#### REQUIRED ACTIONS
• a. For each statement below, say whether it agrees with the passage on Oxycodone addiction, answering yes or no and quoting exactly the words of the passage that decide it: (i) the higher extended release dosages were developed in 1995 to deter abuse; (ii) Oxycodone is prescribed to be taken by injection; (iii) the problem of Oxycodone addiction is confined to teenagers and young adults.
• b. Continue the passage on Oxycodone addiction, beginning after its final sentence and keeping its formal register.

#### PASSAGE TO READ

◇ ◇ ◇ ◇ ◇

Oxycodone has been cited as one the most abused drugs in society. It is a combination of a semi-synthetic opiate, much like heroin, and analgesics such as acetaminophen, aspirin, or ibuprofen. As a pain reliever, Oxyodone is prescribed to be taken orally and in varying doses that range from 5 – 30 mg doses for individuals who are less tolerant of opioid medications, to extended release dosages of up to 160 mg. In 1995, these higher dosages were developed in extended release form to deter abuse. However, these dosages have been a main cause for the epidemic of Oxycodone addictions, today, because they are ingested in uncommon ways such as snorting or injecting to increase the effects and produce a quicker, more potent “high”. In turn, tolerance and dependency levels are increased and addictions become more severe. Oxycodone addiction affects millions of people and many of them are teenagers and young adults, but the increased availability of the drug has become a problem in all walks of life. An article published in the Journal of Pain, notes that more than 60% of the people studied had abused prescriptions drugs. Oxycodone products along with hydrocodone products make up a large percentage of the prescription drugs commonly abused. Once addicted, the individual must consume enough of the drug to function in everyday life or risk withdrawals that are extremely unpleasant. With continued abuse, the addict may suffer physical and psychological consequences that can only be helped by participating in an Oxycodone addiction treatment program.

◇ ◇ ◇ ◇ ◇

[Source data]

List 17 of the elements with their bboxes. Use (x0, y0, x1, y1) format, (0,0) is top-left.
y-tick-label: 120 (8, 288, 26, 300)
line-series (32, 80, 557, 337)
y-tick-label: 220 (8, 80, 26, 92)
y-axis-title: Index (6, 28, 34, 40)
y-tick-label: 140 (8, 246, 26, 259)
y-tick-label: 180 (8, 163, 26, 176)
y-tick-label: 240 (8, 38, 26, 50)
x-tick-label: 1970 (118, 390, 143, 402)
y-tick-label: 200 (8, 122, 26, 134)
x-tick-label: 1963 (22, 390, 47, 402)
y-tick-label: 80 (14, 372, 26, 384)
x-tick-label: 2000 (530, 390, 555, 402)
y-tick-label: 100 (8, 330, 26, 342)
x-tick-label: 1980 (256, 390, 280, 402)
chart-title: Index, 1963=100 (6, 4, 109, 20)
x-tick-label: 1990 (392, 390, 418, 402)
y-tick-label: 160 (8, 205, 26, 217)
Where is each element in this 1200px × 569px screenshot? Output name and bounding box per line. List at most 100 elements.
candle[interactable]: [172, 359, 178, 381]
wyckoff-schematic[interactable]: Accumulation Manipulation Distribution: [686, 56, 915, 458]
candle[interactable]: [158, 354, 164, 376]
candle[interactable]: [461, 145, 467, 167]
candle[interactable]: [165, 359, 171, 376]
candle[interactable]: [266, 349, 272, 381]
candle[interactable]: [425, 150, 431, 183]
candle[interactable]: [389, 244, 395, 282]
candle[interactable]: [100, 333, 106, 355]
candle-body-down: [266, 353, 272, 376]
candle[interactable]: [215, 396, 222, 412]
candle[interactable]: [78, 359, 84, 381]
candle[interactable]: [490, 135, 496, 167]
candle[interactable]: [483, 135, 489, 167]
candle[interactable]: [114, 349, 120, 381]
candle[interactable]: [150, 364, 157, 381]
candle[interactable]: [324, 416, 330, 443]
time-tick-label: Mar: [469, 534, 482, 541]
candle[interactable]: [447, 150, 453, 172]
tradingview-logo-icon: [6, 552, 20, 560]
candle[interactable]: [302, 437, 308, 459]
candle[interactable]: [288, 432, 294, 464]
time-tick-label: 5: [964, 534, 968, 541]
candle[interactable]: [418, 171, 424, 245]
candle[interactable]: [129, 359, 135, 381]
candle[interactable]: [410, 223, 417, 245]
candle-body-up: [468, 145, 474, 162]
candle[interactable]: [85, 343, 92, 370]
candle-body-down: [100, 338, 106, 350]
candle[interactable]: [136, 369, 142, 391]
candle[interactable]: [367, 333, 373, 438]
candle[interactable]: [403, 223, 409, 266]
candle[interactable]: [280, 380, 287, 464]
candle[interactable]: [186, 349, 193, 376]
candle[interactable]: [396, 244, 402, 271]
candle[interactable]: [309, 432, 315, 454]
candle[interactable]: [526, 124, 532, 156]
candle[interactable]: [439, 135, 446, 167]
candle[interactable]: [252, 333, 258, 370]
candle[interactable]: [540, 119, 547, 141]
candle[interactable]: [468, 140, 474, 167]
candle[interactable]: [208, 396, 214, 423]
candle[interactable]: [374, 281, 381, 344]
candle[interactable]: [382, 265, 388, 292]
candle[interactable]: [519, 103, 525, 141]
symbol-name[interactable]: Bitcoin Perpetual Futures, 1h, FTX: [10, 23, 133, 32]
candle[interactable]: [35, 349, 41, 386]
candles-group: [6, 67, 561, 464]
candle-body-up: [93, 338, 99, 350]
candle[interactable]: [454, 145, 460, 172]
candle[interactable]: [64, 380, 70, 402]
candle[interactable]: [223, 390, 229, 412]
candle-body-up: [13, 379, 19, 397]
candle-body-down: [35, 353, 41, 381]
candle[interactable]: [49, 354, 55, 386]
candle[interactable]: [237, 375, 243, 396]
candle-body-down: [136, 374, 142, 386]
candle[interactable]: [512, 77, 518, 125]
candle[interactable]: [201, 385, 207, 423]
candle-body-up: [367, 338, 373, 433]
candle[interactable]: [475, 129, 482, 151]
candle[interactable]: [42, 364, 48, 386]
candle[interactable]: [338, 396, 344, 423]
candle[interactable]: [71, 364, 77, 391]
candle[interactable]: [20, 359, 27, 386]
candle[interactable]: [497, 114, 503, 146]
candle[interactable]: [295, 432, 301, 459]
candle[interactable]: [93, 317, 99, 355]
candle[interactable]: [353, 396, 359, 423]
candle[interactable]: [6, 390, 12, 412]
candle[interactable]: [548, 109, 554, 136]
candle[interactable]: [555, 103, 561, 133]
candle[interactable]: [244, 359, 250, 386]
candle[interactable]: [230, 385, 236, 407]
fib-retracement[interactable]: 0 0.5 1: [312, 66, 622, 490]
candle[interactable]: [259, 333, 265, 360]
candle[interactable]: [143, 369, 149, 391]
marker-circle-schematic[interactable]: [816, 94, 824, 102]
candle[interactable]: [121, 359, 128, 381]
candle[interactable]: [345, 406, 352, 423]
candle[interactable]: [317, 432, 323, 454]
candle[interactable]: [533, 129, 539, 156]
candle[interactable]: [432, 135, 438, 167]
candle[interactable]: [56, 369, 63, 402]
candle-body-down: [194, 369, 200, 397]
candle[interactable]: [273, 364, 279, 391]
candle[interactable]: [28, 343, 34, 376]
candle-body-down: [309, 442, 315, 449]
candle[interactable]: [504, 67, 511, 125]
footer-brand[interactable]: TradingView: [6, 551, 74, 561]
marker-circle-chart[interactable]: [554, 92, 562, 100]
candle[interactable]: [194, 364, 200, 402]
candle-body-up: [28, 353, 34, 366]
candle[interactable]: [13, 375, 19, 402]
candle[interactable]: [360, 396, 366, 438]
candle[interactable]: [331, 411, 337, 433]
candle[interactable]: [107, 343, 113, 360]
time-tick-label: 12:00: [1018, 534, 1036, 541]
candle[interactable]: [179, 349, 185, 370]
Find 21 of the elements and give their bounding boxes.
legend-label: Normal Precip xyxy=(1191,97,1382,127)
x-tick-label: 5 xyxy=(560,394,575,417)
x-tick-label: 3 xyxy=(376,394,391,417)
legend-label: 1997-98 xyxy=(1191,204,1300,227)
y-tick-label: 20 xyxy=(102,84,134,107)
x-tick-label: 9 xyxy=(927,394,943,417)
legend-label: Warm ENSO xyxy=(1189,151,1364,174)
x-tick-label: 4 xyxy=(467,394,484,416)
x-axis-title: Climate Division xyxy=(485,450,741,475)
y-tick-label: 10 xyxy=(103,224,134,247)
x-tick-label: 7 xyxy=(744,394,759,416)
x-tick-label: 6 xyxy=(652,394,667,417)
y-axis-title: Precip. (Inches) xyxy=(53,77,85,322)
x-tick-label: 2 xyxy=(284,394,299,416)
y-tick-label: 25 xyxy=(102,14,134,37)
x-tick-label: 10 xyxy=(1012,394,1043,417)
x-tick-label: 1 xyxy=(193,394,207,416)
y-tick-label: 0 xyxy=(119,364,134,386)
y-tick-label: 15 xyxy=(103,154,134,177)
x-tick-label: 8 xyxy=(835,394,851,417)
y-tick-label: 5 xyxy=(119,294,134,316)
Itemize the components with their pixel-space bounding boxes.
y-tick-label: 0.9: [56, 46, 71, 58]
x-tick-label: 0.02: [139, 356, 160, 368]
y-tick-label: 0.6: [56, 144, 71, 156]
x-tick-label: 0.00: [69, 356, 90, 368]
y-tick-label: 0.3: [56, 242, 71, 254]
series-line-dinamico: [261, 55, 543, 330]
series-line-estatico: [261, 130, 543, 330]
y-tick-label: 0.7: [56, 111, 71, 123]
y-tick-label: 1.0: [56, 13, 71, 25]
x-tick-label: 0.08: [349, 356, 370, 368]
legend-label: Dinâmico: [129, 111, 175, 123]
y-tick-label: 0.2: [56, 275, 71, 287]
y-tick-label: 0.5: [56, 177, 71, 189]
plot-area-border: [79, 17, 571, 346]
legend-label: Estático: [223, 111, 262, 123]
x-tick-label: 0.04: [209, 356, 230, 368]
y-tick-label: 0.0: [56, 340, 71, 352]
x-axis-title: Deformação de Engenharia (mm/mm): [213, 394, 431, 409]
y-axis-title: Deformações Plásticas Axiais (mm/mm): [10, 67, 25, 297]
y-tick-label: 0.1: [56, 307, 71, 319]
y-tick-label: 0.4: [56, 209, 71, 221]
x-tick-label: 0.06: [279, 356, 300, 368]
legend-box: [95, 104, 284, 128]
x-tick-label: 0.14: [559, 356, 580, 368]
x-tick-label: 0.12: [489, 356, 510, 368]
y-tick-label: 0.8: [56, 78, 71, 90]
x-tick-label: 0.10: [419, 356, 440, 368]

◇ ◇ ◇ ◇ ◇

#### RESPONSE LIST
• a.
(i) Yes: "In 1995, these higher dosages were developed in extended release form to deter abuse."
(ii) No: "As a pain reliever, Oxyodone is prescribed to be taken orally."
(iii) No: "the increased availability of the drug has become a problem in all walks of life."

• b.
Oxycodone Addiction Symptoms
Many addicts are unaware of their addiction to Oxycodone until they try to stop using the drug. Withdrawal symptoms range from flu-like in nature, to more severe physical or mental health complications. The addict continues to use in an effort to avoid these symptoms and this is often the first sign that an addiction is present. Other Oxycodone addiction symptoms may be increased obsession with obtaining and using the drug,changes in behaviors, and inability to deal with stress factors. Fear of running out of medication, forging prescriptions, fraudulently obtaining prescriptions, illicit purchases, ”doctor shopping”, usage denials, and dosage increases are all other common signs of addiction. It is advisable to seek treatment as soon as the symptoms are recognized or behavioral changes are present. The longer an addict continues to use, the worse this addiction will become.